§ **Excerpt to read**
-- -- --

Labor Day weekend we went on a little family trip 3 hours south to see my folks and then another 2hr drive to spend the day at the beach.
Saturday the whole family was to come and spend the day. I come from a family whose siblings are widely set apart and so various stages of our lives have always overlapped. Like my middle sister just sent her son to college and is now an empty nester, my niece just had a baby 6 months ago so there is a little new person in our family. From 25-75 we have a stage to fit everyone! That being said...I sometimes break the norm because I'm not ready for the next stage. We are getting into the dreaded questions "So...when are you getting your tubes tied."
As we have made it through our recent set of challenges, kept our faith and stayed pretty steady-on course we felt it time to sit back on the beach Sunday and reflect on where we were in life.
There is this recurring theme…from friends, family, from each other…are we done having kids? Two is safe, so what will you do? Push it or hold what you have!
Folks thinking we just got the youngest in kindergarten, surely we wouldn't be crazy? That’s like starting over!! My family gasps when we hesistate to answer.
Watching the other children on the beach, and our children playing with other children we realized we kinda have it made, but wouldn’t it be nice to try one more? Didn’t really matter boy or girl, just one more.
They both grew up so fast. And we know when we have a baby there is that short period of time where time stands still.

-- -- --

§ **Entries provided**
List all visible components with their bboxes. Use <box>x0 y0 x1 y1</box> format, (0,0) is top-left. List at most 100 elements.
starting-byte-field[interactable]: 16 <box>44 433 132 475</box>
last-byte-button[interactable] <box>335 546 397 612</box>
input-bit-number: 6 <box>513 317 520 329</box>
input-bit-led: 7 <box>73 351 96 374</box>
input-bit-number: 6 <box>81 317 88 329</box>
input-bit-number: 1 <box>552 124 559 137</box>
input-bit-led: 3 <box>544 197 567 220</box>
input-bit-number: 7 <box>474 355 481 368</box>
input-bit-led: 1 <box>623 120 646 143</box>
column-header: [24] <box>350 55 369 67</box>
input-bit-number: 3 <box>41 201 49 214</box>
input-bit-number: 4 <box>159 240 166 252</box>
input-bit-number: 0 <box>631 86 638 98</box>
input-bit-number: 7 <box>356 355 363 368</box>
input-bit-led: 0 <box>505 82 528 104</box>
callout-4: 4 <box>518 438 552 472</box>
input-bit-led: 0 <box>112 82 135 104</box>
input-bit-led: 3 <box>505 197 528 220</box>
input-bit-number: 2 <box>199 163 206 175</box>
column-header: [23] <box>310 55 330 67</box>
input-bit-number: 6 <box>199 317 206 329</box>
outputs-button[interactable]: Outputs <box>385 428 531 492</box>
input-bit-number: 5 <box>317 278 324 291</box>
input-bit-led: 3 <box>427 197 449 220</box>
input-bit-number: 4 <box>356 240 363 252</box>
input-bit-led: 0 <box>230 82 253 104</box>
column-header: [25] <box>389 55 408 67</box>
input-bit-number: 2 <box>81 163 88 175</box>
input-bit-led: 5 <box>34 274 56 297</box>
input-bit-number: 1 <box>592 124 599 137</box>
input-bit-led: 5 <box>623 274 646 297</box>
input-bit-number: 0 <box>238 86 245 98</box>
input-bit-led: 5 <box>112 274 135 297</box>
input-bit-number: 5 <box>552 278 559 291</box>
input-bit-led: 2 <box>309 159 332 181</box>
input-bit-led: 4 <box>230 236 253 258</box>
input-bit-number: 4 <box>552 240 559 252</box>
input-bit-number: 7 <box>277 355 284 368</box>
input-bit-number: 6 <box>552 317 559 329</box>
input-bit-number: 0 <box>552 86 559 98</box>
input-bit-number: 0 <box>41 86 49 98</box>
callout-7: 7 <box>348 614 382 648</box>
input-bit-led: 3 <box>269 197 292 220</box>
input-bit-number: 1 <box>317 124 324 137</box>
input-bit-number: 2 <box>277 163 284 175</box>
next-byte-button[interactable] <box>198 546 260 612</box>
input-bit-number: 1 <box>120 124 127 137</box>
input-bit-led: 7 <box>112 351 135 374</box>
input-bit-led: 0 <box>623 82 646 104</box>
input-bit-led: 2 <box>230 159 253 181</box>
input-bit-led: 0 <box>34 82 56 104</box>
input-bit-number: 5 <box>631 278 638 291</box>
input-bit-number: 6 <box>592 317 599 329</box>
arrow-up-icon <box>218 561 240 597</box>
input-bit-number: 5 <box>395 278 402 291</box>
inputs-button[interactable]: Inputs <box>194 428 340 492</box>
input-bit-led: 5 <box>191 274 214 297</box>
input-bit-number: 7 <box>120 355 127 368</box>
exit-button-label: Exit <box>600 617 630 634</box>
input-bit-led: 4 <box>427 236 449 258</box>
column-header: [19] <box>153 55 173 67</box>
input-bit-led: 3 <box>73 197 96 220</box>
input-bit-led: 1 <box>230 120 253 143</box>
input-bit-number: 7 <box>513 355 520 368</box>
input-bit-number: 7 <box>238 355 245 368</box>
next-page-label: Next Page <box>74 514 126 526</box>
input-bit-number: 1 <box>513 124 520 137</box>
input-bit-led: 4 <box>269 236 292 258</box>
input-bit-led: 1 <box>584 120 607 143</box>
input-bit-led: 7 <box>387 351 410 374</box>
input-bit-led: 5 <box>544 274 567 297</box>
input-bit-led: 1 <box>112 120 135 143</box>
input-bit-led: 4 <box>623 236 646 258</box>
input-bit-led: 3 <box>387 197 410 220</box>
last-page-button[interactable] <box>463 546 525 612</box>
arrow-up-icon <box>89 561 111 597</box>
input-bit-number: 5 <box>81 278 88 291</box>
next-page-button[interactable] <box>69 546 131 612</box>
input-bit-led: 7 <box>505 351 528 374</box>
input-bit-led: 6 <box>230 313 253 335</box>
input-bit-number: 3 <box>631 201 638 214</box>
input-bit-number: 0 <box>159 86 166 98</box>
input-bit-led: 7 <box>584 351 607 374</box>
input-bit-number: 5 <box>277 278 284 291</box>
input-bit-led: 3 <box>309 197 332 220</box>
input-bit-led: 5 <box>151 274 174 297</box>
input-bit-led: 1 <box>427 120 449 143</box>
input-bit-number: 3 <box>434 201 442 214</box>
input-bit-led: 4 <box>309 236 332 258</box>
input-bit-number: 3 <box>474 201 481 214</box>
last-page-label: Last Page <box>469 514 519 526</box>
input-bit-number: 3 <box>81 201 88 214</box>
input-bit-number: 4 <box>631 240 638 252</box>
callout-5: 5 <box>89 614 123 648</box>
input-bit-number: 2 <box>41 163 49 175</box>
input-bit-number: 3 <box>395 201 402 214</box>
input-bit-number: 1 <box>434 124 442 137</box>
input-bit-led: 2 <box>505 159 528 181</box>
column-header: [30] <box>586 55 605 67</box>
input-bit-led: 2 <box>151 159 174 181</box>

-- -- --

§ **Task requirements**
**A)** In the Labor Day weekend post, how long was the drive south to see the writer's folks?
**B)** Please continue the Labor Day weekend post, picking up after its final sentence.

§ **Task answers**
**A)** 3 hours.

**B)**
Did I feel the need to put more on myself. Hadn’t I JUST come through a storm? My recent scare with June’s surgery, my Lula’s lawsuit (dismissed last week, peace!), my loss of a major mentor, along with my baby starting kindergarten really shook me and I held on so tightly to prevent a crack in my emotional foundation. But it was all fine. I had to turn it over to Him and get use to NOT working it all out in MY time but it was fine. Both issues took a little longer than my liking, but hey...can't rush God, huh?
We have indeed realized how fast our time has gone by, Bayne and I both agreed we desperately desire to hit the reset button.
I Started Gretchen’s Rubin’s book “The Happiness Project” in January with my women’s circle. It didn’t make it with the group past the 2nd month but I’ve continued it on my own. While I am happy, I have always wondered could I be happier? Have I gone through all I’ve gone through, lots of self reflection and awareness to be bitter about dirty dishes. I feel differently about my station in life than I did before we had Baylor. I am in a unique position to slow down, focus on my real pleasures and work on writing a little more. I would love to have the opportunity to be pregnant, give birth and enjoy the months following without having to work through my pregnancy and get permission to enjoy maternity leave. I would love to do it stress free!!
We are in a new home, with “2” bathrooms, and a great set up for a nursery. Bayne is already having to go out of town more and we are use to that again and we are already adjusted to one income.
I remember hearing “you tell me why and I’ll tell you why not” growing up as a kid . I have a weird feeling my Dad said it frequently, especially during my teenage years. I feel like I know the “whys” but the “why nots” seem to be rooted out of fear and I have a new motto not to let fear rule me! Much like riding a horse, I have decided if it something I hesitate at I first have to understand WHY I hesitated to move forward. Fear, fear is why. So, ultimately to overcome your obstacle and move forward, proud in your achievements, one must face that fear head on.
I also realize I must risk failure. We had no participants in our 3rd session of Financial Peace University at our local church. So it didn’t appeal to anyone right now, okay maybe it will in the Spring. We needed the break anyway. But we did help two groups collectively pay off over $60,000 in 26 weeks so we should celebrate that.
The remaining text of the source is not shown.